- Data entries -
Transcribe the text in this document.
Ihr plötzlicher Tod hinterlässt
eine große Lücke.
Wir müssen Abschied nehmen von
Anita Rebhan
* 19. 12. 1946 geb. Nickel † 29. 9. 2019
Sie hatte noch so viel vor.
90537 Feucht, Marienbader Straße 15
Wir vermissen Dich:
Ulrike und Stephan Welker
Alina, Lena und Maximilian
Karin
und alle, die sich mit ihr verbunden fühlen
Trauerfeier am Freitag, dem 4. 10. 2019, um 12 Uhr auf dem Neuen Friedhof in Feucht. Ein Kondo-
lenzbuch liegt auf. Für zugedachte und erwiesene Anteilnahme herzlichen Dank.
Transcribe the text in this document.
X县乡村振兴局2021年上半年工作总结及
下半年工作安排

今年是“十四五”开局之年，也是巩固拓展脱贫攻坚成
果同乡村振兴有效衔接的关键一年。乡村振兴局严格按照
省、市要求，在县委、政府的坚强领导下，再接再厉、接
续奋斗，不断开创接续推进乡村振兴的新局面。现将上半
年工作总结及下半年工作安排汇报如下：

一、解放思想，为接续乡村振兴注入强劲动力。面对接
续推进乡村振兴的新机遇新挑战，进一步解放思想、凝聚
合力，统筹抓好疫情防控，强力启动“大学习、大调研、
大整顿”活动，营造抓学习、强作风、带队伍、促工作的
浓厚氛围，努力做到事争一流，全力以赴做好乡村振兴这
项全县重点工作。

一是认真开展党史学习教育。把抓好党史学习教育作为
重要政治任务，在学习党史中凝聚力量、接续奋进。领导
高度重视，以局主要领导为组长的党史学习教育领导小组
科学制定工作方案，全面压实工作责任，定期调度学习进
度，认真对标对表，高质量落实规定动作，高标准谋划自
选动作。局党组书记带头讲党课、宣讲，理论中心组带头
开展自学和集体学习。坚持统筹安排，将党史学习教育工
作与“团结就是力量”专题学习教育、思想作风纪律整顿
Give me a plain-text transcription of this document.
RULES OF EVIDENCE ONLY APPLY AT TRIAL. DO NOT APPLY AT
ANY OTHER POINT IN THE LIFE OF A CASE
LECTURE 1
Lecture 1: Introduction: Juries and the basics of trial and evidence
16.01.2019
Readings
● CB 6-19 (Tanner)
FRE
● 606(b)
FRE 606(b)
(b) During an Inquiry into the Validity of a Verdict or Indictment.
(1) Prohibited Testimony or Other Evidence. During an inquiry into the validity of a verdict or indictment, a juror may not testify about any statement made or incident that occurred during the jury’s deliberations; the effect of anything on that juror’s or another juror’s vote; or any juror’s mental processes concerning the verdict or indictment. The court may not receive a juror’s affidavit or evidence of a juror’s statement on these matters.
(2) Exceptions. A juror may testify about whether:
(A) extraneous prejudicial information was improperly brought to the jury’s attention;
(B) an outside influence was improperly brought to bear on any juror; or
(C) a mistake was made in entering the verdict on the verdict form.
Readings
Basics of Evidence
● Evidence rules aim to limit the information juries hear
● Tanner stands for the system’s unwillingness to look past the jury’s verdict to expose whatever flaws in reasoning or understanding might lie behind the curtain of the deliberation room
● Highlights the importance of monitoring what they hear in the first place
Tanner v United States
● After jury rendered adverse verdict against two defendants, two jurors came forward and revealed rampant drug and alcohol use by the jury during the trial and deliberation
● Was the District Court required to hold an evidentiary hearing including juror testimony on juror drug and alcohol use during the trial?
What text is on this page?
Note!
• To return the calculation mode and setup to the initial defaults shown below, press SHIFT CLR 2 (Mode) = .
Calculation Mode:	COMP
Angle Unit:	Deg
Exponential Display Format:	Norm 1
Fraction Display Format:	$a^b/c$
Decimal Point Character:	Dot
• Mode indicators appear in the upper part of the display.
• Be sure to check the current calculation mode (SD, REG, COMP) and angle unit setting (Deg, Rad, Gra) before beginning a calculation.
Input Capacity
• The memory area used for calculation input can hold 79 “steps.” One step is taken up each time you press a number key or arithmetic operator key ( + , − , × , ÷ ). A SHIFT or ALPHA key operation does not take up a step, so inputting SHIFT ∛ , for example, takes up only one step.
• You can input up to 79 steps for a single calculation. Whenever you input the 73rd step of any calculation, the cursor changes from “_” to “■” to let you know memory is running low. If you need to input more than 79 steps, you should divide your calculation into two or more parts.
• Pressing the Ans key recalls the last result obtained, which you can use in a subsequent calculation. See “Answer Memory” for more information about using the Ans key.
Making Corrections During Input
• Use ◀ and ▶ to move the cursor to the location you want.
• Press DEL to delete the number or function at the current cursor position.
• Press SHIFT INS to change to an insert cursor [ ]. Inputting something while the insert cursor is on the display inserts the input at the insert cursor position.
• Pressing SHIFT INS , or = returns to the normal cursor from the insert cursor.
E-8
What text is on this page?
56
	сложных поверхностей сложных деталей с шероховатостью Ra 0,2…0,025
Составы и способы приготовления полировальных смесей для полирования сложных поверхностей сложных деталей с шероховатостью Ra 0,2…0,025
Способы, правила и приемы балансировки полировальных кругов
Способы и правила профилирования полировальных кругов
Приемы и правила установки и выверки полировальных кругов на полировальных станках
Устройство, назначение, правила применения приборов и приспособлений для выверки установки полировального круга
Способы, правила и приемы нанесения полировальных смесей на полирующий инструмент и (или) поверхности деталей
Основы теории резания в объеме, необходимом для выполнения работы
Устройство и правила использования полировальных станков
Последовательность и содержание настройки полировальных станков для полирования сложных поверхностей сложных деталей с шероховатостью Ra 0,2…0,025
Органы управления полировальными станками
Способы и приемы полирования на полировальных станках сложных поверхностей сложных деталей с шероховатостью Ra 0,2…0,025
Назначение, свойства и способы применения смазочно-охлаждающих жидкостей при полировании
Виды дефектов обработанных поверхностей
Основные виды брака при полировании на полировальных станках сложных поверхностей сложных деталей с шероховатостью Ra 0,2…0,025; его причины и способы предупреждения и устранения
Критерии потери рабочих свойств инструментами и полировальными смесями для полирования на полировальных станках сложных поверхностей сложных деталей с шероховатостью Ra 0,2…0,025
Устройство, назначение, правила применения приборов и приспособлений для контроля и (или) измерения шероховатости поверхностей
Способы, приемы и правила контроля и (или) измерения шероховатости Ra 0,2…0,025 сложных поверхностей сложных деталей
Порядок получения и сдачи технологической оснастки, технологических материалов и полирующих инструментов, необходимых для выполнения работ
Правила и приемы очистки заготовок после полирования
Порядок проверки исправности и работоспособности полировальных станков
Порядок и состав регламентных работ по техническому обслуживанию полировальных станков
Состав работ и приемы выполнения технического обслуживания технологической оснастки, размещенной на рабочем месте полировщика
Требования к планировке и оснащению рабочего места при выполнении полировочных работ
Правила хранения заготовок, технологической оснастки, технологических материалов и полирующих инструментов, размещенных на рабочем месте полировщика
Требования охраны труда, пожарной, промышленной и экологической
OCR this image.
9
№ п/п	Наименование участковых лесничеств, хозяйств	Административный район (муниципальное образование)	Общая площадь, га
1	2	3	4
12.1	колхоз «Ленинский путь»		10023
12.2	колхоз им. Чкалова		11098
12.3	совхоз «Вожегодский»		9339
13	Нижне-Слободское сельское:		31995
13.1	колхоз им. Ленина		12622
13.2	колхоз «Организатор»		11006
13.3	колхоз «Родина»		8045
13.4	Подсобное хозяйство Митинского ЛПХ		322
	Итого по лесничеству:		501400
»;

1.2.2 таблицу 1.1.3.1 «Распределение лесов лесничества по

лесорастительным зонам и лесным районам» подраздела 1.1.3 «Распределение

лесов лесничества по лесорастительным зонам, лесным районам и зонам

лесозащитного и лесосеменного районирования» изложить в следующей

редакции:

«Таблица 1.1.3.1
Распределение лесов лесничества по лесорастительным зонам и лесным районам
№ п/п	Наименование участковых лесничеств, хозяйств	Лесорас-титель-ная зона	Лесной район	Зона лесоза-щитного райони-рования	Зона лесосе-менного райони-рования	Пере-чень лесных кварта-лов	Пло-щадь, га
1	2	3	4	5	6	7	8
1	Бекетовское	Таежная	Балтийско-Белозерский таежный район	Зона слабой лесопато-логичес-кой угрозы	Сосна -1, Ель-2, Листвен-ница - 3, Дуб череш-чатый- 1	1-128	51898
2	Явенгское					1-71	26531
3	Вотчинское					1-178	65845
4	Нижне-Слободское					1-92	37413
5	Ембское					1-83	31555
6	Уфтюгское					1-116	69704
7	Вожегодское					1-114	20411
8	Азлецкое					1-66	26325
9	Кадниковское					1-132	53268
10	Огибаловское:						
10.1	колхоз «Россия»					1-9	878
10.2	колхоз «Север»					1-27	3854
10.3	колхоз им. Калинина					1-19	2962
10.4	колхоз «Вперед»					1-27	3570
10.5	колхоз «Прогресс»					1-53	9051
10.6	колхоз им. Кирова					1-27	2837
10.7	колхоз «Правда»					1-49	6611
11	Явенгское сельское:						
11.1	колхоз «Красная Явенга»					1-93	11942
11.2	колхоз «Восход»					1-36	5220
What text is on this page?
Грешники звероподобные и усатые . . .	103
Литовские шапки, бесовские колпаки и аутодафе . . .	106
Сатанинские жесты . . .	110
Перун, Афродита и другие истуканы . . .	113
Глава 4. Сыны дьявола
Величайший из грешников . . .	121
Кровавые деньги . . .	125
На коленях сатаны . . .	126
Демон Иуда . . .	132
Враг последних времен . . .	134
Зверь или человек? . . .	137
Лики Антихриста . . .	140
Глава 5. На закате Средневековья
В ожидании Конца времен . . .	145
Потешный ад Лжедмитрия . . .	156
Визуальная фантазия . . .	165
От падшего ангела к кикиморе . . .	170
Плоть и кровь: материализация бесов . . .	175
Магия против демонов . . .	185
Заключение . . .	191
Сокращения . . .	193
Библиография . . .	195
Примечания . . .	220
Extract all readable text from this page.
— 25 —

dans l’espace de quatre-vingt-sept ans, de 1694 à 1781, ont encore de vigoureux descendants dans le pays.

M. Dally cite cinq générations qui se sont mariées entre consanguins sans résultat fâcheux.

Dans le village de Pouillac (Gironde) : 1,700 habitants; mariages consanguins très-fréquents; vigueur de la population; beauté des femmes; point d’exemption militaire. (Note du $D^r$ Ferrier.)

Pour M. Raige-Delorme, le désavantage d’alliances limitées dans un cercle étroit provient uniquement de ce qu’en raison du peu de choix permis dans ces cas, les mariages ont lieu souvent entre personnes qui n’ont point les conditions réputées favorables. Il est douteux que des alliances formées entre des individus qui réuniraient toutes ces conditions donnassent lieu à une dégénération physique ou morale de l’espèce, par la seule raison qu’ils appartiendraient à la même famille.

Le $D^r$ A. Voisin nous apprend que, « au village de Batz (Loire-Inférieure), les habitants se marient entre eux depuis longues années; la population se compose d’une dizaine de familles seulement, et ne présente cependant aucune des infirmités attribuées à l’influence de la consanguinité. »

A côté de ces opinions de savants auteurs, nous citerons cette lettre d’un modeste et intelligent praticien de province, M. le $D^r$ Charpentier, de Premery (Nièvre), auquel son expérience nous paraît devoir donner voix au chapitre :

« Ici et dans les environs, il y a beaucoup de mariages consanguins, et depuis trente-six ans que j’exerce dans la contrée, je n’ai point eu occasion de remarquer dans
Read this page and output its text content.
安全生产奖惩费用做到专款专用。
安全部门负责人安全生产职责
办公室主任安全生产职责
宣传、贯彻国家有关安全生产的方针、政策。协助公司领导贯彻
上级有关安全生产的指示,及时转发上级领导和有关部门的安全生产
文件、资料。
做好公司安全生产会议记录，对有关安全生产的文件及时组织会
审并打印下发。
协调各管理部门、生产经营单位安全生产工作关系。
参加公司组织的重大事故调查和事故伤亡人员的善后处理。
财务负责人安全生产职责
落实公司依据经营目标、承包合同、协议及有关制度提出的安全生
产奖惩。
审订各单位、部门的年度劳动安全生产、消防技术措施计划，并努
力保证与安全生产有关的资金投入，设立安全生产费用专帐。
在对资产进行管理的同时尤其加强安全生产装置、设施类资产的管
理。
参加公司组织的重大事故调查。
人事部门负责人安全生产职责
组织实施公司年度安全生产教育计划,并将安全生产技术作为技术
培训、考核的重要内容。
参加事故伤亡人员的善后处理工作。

- PROMPT -
Copy every line above that holds the word "деталей".

- OUTPUT FOR THIS EXERCISE -
	сложных поверхностей сложных деталей с шероховатостью Ra 0,2…0,025
Составы и способы приготовления полировальных смесей для полирования сложных поверхностей сложных деталей с шероховатостью Ra 0,2…0,025
Способы, правила и приемы нанесения полировальных смесей на полирующий инструмент и (или) поверхности деталей
Последовательность и содержание настройки полировальных станков для полирования сложных поверхностей сложных деталей с шероховатостью Ra 0,2…0,025
Способы и приемы полирования на полировальных станках сложных поверхностей сложных деталей с шероховатостью Ra 0,2…0,025
Основные виды брака при полировании на полировальных станках сложных поверхностей сложных деталей с шероховатостью Ra 0,2…0,025; его причины и способы предупреждения и устранения
Критерии потери рабочих свойств инструментами и полировальными смесями для полирования на полировальных станках сложных поверхностей сложных деталей с шероховатостью Ra 0,2…0,025
Способы, приемы и правила контроля и (или) измерения шероховатости Ra 0,2…0,025 сложных поверхностей сложных деталей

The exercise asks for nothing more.